TASK STATEMENT: Rewrite the records from the line containing "section-header-composition: 【成分】 —" through the line containing "indication-p1-line-3: 通常不需要抗焦虑药的治疗。 —", replacing "淡红色" with "粉红色" and keeping everything else unchanged.

EXTRACTED DATA:
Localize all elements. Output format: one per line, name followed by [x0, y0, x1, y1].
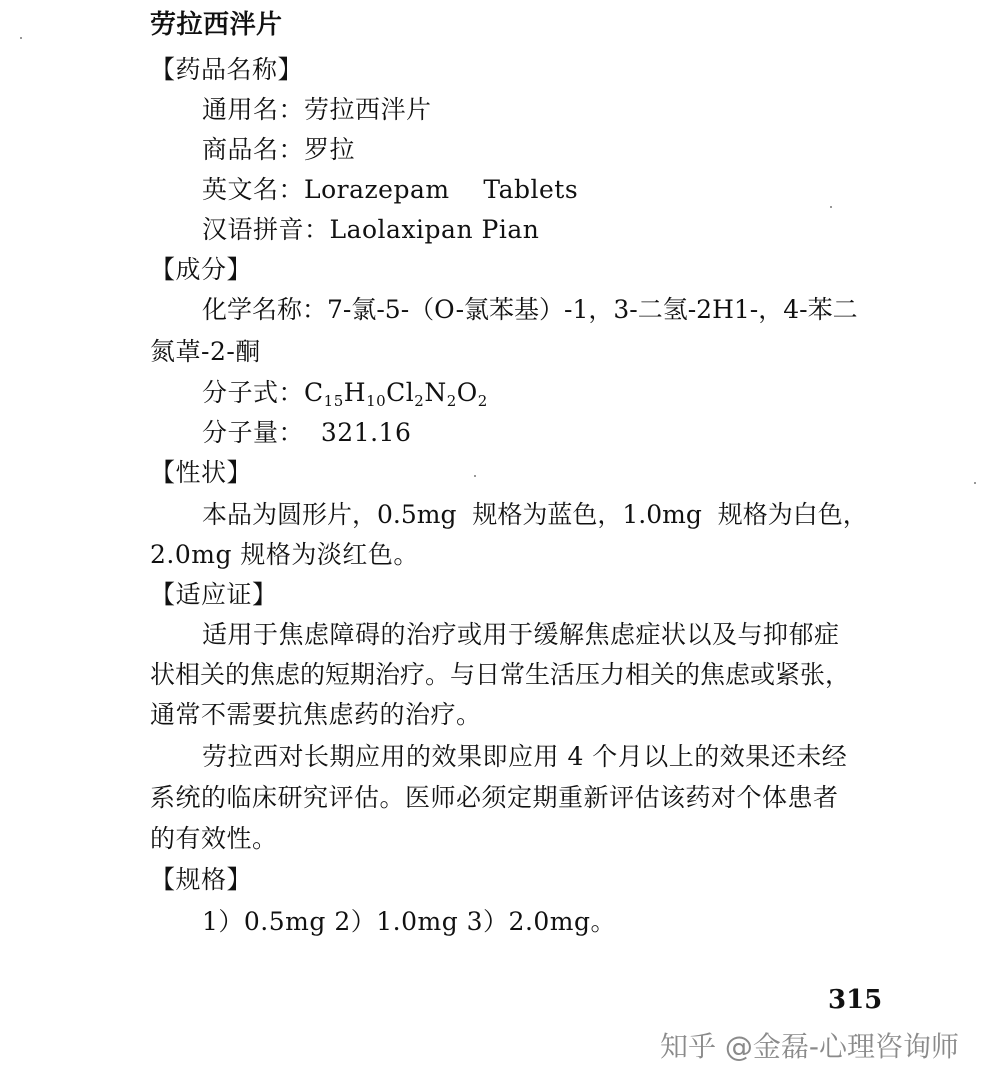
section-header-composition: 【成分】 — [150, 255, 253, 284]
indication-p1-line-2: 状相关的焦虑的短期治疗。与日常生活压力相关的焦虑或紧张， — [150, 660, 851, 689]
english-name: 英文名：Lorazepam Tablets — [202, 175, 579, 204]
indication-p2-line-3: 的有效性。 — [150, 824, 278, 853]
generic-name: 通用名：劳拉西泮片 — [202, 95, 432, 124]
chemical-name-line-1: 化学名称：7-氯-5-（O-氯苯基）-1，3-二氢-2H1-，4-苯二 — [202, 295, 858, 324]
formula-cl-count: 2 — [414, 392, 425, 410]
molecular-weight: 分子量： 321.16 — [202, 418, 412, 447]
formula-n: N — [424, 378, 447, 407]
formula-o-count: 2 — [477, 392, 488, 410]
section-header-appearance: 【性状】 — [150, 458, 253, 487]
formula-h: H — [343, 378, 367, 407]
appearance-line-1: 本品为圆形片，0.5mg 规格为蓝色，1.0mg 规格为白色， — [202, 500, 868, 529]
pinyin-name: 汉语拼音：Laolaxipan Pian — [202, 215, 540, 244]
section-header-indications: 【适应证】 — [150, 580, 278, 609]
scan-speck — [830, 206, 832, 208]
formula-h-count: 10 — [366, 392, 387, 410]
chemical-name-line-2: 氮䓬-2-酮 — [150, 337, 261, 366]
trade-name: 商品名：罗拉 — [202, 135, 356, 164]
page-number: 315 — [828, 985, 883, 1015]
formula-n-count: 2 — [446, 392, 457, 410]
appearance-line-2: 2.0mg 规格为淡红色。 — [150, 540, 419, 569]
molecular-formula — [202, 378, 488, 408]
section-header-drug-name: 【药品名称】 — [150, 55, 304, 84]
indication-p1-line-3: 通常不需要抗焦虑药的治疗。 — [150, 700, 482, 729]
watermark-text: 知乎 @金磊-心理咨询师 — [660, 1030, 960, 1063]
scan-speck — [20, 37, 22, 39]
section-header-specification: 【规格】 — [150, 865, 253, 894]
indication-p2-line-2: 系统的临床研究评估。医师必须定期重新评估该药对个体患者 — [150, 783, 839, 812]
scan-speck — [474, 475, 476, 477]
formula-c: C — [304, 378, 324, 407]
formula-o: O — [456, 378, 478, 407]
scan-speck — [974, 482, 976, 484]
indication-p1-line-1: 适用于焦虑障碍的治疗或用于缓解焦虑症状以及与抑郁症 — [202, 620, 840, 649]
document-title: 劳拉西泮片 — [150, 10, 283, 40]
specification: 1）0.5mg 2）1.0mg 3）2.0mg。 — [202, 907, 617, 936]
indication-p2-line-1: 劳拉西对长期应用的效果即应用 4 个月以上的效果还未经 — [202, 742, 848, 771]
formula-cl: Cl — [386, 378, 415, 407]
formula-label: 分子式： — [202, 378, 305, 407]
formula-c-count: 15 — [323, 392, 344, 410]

OUTPUT BELOW:
section-header-composition: 【成分】 — [150, 255, 253, 284]
indication-p1-line-2: 状相关的焦虑的短期治疗。与日常生活压力相关的焦虑或紧张， — [150, 660, 851, 689]
english-name: 英文名：Lorazepam Tablets — [202, 175, 579, 204]
indication-p2-line-3: 的有效性。 — [150, 824, 278, 853]
generic-name: 通用名：劳拉西泮片 — [202, 95, 432, 124]
chemical-name-line-1: 化学名称：7-氯-5-（O-氯苯基）-1，3-二氢-2H1-，4-苯二 — [202, 295, 858, 324]
formula-cl-count: 2 — [414, 392, 425, 410]
molecular-weight: 分子量： 321.16 — [202, 418, 412, 447]
formula-n: N — [424, 378, 447, 407]
formula-o-count: 2 — [477, 392, 488, 410]
section-header-appearance: 【性状】 — [150, 458, 253, 487]
formula-h: H — [343, 378, 367, 407]
appearance-line-1: 本品为圆形片，0.5mg 规格为蓝色，1.0mg 规格为白色， — [202, 500, 868, 529]
pinyin-name: 汉语拼音：Laolaxipan Pian — [202, 215, 540, 244]
section-header-indications: 【适应证】 — [150, 580, 278, 609]
scan-speck — [830, 206, 832, 208]
formula-h-count: 10 — [366, 392, 387, 410]
chemical-name-line-2: 氮䓬-2-酮 — [150, 337, 261, 366]
trade-name: 商品名：罗拉 — [202, 135, 356, 164]
page-number: 315 — [828, 985, 883, 1015]
formula-n-count: 2 — [446, 392, 457, 410]
appearance-line-2: 2.0mg 规格为粉红色。 — [150, 540, 419, 569]
molecular-formula — [202, 378, 488, 408]
section-header-drug-name: 【药品名称】 — [150, 55, 304, 84]
indication-p1-line-3: 通常不需要抗焦虑药的治疗。 — [150, 700, 482, 729]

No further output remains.